(Given task):
Every line of the data must be copied exactly.

— start of Source records —

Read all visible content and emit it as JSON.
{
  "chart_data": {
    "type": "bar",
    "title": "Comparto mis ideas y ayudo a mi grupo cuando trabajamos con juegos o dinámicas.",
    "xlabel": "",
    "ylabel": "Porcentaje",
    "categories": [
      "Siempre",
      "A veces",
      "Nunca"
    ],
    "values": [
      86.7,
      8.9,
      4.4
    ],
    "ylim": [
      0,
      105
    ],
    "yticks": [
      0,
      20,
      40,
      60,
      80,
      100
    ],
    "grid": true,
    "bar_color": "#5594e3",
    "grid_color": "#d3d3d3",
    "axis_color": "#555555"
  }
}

— end of Source records —

(Reply to the task):
Read all visible content and emit it as JSON.
{
  "chart_data": {
    "type": "bar",
    "title": "Comparto mis ideas y ayudo a mi grupo cuando trabajamos con juegos o dinámicas.",
    "xlabel": "",
    "ylabel": "Porcentaje",
    "categories": [
      "Siempre",
      "A veces",
      "Nunca"
    ],
    "values": [
      86.7,
      8.9,
      4.4
    ],
    "ylim": [
      0,
      105
    ],
    "yticks": [
      0,
      20,
      40,
      60,
      80,
      100
    ],
    "grid": true,
    "bar_color": "#5594e3",
    "grid_color": "#d3d3d3",
    "axis_color": "#555555"
  }
}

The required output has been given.